_REQUIREMENT_
Without the pictures, output the records below word for word.

_ _ _

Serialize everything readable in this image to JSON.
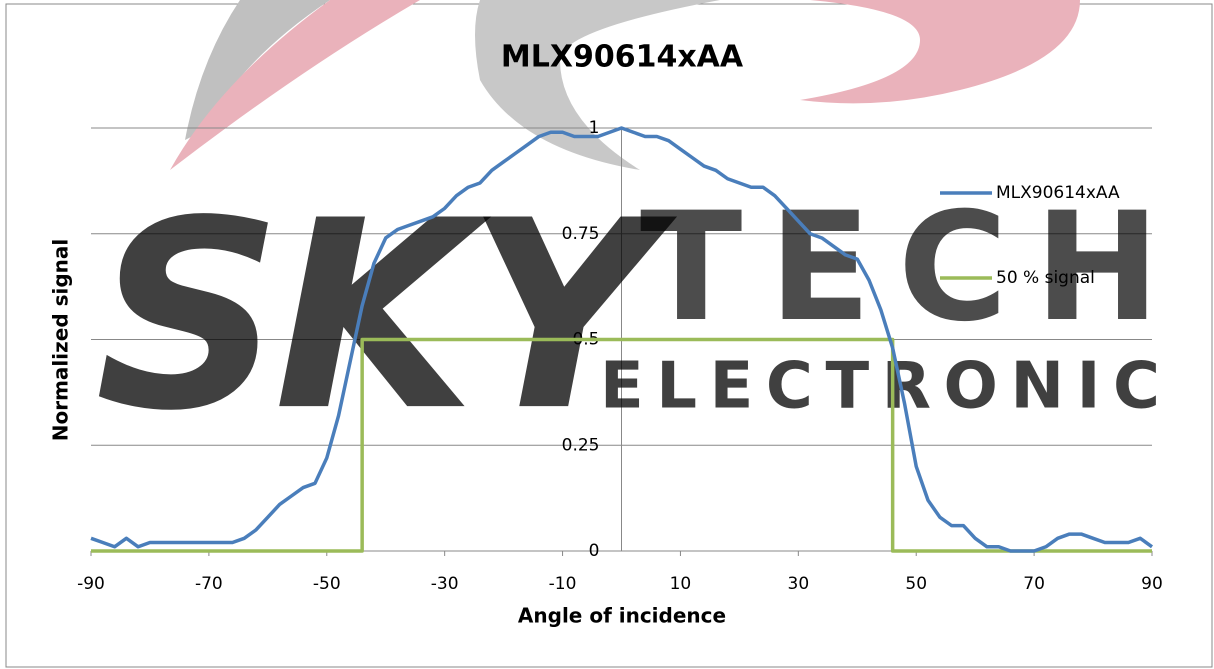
{
  "chart_data": {
    "type": "line",
    "title": "MLX90614xAA",
    "xlabel": "Angle of incidence",
    "ylabel": "Normalized signal",
    "watermark": [
      "SKY",
      "TECH",
      "ELECTRONIC"
    ],
    "xlim": [
      -90,
      90
    ],
    "xticks": [
      -90,
      -70,
      -50,
      -30,
      -10,
      10,
      30,
      50,
      70,
      90
    ],
    "ylim": [
      0,
      1
    ],
    "yticks": [
      0,
      0.25,
      0.5,
      0.75,
      1
    ],
    "grid": true,
    "legend": "right",
    "series": [
      {
        "name": "MLX90614xAA",
        "color": "#4a7ebb",
        "x": [
          -90,
          -88,
          -86,
          -84,
          -82,
          -80,
          -78,
          -76,
          -74,
          -72,
          -70,
          -68,
          -66,
          -64,
          -62,
          -60,
          -58,
          -56,
          -54,
          -52,
          -50,
          -48,
          -46,
          -44,
          -42,
          -40,
          -38,
          -36,
          -34,
          -32,
          -30,
          -28,
          -26,
          -24,
          -22,
          -20,
          -18,
          -16,
          -14,
          -12,
          -10,
          -8,
          -6,
          -4,
          -2,
          0,
          2,
          4,
          6,
          8,
          10,
          12,
          14,
          16,
          18,
          20,
          22,
          24,
          26,
          28,
          30,
          32,
          34,
          36,
          38,
          40,
          42,
          44,
          46,
          48,
          50,
          52,
          54,
          56,
          58,
          60,
          62,
          64,
          66,
          68,
          70,
          72,
          74,
          76,
          78,
          80,
          82,
          84,
          86,
          88,
          90
        ],
        "values": [
          0.03,
          0.02,
          0.01,
          0.03,
          0.01,
          0.02,
          0.02,
          0.02,
          0.02,
          0.02,
          0.02,
          0.02,
          0.02,
          0.03,
          0.05,
          0.08,
          0.11,
          0.13,
          0.15,
          0.16,
          0.22,
          0.32,
          0.45,
          0.58,
          0.68,
          0.74,
          0.76,
          0.77,
          0.78,
          0.79,
          0.81,
          0.84,
          0.86,
          0.87,
          0.9,
          0.92,
          0.94,
          0.96,
          0.98,
          0.99,
          0.99,
          0.98,
          0.98,
          0.98,
          0.99,
          1,
          0.99,
          0.98,
          0.98,
          0.97,
          0.95,
          0.93,
          0.91,
          0.9,
          0.88,
          0.87,
          0.86,
          0.86,
          0.84,
          0.81,
          0.78,
          0.75,
          0.74,
          0.72,
          0.7,
          0.69,
          0.64,
          0.57,
          0.48,
          0.35,
          0.2,
          0.12,
          0.08,
          0.06,
          0.06,
          0.03,
          0.01,
          0.01,
          0,
          0,
          0,
          0.01,
          0.03,
          0.04,
          0.04,
          0.03,
          0.02,
          0.02,
          0.02,
          0.03,
          0.01
        ]
      },
      {
        "name": "50 % signal",
        "color": "#9bbb59",
        "x": [
          -90,
          -44,
          -44,
          46,
          46,
          90
        ],
        "values": [
          0,
          0,
          0.5,
          0.5,
          0,
          0
        ]
      }
    ]
  }
}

_ _ _

_SOLUTION BELOW_
Serialize everything readable in this image to JSON.
{
  "chart_data": {
    "type": "line",
    "title": "MLX90614xAA",
    "xlabel": "Angle of incidence",
    "ylabel": "Normalized signal",
    "watermark": [
      "SKY",
      "TECH",
      "ELECTRONIC"
    ],
    "xlim": [
      -90,
      90
    ],
    "xticks": [
      -90,
      -70,
      -50,
      -30,
      -10,
      10,
      30,
      50,
      70,
      90
    ],
    "ylim": [
      0,
      1
    ],
    "yticks": [
      0,
      0.25,
      0.5,
      0.75,
      1
    ],
    "grid": true,
    "legend": "right",
    "series": [
      {
        "name": "MLX90614xAA",
        "color": "#4a7ebb",
        "x": [
          -90,
          -88,
          -86,
          -84,
          -82,
          -80,
          -78,
          -76,
          -74,
          -72,
          -70,
          -68,
          -66,
          -64,
          -62,
          -60,
          -58,
          -56,
          -54,
          -52,
          -50,
          -48,
          -46,
          -44,
          -42,
          -40,
          -38,
          -36,
          -34,
          -32,
          -30,
          -28,
          -26,
          -24,
          -22,
          -20,
          -18,
          -16,
          -14,
          -12,
          -10,
          -8,
          -6,
          -4,
          -2,
          0,
          2,
          4,
          6,
          8,
          10,
          12,
          14,
          16,
          18,
          20,
          22,
          24,
          26,
          28,
          30,
          32,
          34,
          36,
          38,
          40,
          42,
          44,
          46,
          48,
          50,
          52,
          54,
          56,
          58,
          60,
          62,
          64,
          66,
          68,
          70,
          72,
          74,
          76,
          78,
          80,
          82,
          84,
          86,
          88,
          90
        ],
        "values": [
          0.03,
          0.02,
          0.01,
          0.03,
          0.01,
          0.02,
          0.02,
          0.02,
          0.02,
          0.02,
          0.02,
          0.02,
          0.02,
          0.03,
          0.05,
          0.08,
          0.11,
          0.13,
          0.15,
          0.16,
          0.22,
          0.32,
          0.45,
          0.58,
          0.68,
          0.74,
          0.76,
          0.77,
          0.78,
          0.79,
          0.81,
          0.84,
          0.86,
          0.87,
          0.9,
          0.92,
          0.94,
          0.96,
          0.98,
          0.99,
          0.99,
          0.98,
          0.98,
          0.98,
          0.99,
          1,
          0.99,
          0.98,
          0.98,
          0.97,
          0.95,
          0.93,
          0.91,
          0.9,
          0.88,
          0.87,
          0.86,
          0.86,
          0.84,
          0.81,
          0.78,
          0.75,
          0.74,
          0.72,
          0.7,
          0.69,
          0.64,
          0.57,
          0.48,
          0.35,
          0.2,
          0.12,
          0.08,
          0.06,
          0.06,
          0.03,
          0.01,
          0.01,
          0,
          0,
          0,
          0.01,
          0.03,
          0.04,
          0.04,
          0.03,
          0.02,
          0.02,
          0.02,
          0.03,
          0.01
        ]
      },
      {
        "name": "50 % signal",
        "color": "#9bbb59",
        "x": [
          -90,
          -44,
          -44,
          46,
          46,
          90
        ],
        "values": [
          0,
          0,
          0.5,
          0.5,
          0,
          0
        ]
      }
    ]
  }
}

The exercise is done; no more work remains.